*Your instructions:* For the records that follow, return only the count of lines containing the string "Earth".

*Exercise inputs:*
--- Start ---

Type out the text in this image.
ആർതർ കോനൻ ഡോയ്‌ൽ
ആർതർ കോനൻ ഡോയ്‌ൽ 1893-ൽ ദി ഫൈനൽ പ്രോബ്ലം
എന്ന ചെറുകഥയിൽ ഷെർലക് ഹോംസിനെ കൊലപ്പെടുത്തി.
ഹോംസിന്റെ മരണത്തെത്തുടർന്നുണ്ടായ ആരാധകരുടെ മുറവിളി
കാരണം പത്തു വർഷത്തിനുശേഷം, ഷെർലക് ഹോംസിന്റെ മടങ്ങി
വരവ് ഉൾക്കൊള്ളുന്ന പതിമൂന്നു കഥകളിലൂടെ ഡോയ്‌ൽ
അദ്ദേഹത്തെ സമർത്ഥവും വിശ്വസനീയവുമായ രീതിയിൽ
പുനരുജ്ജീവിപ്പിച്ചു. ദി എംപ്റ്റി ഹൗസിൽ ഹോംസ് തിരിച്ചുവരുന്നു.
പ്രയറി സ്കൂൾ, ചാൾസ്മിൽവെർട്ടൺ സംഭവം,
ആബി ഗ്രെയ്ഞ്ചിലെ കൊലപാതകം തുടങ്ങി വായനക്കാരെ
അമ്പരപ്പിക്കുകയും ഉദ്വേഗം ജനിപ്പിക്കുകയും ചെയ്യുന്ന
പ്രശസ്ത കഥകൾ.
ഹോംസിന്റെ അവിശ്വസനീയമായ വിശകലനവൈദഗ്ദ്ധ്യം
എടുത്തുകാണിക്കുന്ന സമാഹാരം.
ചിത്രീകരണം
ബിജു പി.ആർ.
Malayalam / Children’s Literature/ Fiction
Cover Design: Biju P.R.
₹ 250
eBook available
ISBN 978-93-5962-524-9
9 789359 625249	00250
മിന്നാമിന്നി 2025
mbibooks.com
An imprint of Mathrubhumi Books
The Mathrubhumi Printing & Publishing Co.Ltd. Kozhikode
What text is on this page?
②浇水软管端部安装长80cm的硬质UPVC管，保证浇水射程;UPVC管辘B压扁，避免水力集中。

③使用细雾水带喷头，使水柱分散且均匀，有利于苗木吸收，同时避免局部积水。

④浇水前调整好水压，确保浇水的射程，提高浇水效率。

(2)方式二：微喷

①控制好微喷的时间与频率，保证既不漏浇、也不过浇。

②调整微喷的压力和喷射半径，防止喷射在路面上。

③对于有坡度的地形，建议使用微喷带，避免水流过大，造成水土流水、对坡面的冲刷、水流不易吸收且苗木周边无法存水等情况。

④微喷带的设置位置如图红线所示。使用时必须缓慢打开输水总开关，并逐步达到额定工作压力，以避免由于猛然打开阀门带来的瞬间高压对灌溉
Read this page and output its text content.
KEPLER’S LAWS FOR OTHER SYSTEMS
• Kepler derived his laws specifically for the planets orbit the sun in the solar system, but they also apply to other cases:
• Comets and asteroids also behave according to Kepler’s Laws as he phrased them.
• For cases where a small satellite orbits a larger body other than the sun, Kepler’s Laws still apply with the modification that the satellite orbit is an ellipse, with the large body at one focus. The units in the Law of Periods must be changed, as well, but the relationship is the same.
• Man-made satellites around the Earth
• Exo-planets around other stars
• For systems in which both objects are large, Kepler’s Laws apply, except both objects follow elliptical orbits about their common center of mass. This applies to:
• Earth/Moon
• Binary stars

--- End ---

*Completed task:* 2